RAW DATA:
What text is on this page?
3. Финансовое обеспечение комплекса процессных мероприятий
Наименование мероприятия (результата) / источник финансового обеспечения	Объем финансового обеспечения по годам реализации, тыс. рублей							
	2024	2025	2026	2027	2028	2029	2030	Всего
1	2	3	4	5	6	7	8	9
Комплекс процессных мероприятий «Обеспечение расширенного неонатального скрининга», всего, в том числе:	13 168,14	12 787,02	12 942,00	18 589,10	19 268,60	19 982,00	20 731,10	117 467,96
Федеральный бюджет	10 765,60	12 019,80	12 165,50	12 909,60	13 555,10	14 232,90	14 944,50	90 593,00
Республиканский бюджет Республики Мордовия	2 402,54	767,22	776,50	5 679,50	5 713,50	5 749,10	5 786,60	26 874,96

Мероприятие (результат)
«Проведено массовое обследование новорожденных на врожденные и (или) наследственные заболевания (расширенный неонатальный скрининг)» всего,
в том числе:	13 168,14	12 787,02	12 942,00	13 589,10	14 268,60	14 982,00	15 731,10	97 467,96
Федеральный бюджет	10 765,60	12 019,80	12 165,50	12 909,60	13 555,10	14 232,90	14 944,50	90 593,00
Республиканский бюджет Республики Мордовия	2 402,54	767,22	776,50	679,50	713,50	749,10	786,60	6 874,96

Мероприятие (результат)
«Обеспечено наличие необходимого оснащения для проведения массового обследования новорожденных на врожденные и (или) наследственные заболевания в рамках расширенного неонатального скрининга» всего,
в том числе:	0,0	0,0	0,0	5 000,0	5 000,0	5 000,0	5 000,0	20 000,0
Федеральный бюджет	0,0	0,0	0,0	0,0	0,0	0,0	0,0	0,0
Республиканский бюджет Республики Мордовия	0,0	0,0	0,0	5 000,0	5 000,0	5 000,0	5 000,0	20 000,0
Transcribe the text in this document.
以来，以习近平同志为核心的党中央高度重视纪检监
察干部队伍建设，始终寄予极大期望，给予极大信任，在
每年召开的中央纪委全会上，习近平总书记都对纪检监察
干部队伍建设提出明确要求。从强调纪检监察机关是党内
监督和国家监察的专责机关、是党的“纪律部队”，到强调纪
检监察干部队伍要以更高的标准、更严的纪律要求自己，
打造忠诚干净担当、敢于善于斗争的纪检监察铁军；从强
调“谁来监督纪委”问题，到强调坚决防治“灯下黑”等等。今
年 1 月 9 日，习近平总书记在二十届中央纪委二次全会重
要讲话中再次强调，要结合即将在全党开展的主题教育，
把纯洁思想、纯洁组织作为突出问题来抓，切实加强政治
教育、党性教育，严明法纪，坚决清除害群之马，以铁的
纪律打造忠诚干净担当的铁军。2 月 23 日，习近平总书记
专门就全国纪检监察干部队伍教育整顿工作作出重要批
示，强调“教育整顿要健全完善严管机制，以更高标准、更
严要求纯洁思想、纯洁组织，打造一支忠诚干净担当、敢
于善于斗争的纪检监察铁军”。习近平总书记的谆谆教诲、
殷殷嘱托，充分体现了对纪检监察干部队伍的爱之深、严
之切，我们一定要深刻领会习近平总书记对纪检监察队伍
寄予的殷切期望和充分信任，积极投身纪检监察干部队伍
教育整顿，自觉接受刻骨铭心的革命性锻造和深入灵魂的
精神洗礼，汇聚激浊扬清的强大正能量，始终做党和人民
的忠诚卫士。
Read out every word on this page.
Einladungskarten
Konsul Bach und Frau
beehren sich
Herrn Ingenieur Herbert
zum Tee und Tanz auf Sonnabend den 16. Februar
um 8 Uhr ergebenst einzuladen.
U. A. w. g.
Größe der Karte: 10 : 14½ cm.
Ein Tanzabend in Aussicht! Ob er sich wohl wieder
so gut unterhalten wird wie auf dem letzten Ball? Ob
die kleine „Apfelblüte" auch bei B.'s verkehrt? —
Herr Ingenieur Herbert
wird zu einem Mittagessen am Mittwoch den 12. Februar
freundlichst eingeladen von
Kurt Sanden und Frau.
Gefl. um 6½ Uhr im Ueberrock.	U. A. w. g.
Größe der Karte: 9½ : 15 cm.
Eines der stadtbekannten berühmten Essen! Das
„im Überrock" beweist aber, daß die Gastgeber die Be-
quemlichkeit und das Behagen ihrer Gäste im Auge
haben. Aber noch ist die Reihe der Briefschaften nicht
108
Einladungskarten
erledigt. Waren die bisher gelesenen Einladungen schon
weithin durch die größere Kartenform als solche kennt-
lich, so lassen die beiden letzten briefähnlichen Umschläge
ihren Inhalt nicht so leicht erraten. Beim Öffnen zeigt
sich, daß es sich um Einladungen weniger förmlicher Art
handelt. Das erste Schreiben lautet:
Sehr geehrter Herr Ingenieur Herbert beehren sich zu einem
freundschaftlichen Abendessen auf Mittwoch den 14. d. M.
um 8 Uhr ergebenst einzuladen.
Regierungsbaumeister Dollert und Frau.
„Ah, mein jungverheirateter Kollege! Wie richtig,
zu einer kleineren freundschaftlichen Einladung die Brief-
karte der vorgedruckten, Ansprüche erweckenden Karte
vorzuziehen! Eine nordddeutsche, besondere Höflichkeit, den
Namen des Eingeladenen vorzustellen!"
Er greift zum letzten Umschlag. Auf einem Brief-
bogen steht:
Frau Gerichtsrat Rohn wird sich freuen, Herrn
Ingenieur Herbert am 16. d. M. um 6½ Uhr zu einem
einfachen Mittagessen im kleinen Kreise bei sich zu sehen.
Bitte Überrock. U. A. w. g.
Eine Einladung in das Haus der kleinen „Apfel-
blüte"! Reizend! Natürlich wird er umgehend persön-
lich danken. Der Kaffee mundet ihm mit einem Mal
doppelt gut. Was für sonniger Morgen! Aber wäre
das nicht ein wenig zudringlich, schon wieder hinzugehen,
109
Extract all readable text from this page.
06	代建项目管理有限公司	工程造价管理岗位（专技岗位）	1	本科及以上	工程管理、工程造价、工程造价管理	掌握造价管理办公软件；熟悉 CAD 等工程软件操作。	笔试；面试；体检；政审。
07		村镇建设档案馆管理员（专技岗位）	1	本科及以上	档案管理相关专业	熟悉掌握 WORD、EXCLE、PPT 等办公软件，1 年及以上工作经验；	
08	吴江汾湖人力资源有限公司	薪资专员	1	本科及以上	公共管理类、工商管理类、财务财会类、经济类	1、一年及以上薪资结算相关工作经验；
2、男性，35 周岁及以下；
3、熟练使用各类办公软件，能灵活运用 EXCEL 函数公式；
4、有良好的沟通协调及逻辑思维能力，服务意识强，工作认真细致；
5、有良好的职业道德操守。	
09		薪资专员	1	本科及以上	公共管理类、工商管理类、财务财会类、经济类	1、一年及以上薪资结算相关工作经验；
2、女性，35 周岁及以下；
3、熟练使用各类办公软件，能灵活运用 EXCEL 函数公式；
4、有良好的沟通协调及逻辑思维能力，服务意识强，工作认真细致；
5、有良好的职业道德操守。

WRITTEN EXERCISE: Copy, character for character, the lines from the line that holds "Extract all readable text from this page." through the final line of the records above.

COMPLETED EXERCISE:
Extract all readable text from this page.
06	代建项目管理有限公司	工程造价管理岗位（专技岗位）	1	本科及以上	工程管理、工程造价、工程造价管理	掌握造价管理办公软件；熟悉 CAD 等工程软件操作。	笔试；面试；体检；政审。
07		村镇建设档案馆管理员（专技岗位）	1	本科及以上	档案管理相关专业	熟悉掌握 WORD、EXCLE、PPT 等办公软件，1 年及以上工作经验；	
08	吴江汾湖人力资源有限公司	薪资专员	1	本科及以上	公共管理类、工商管理类、财务财会类、经济类	1、一年及以上薪资结算相关工作经验；
2、男性，35 周岁及以下；
3、熟练使用各类办公软件，能灵活运用 EXCEL 函数公式；
4、有良好的沟通协调及逻辑思维能力，服务意识强，工作认真细致；
5、有良好的职业道德操守。	
09		薪资专员	1	本科及以上	公共管理类、工商管理类、财务财会类、经济类	1、一年及以上薪资结算相关工作经验；
2、女性，35 周岁及以下；
3、熟练使用各类办公软件，能灵活运用 EXCEL 函数公式；
4、有良好的沟通协调及逻辑思维能力，服务意识强，工作认真细致；
5、有良好的职业道德操守。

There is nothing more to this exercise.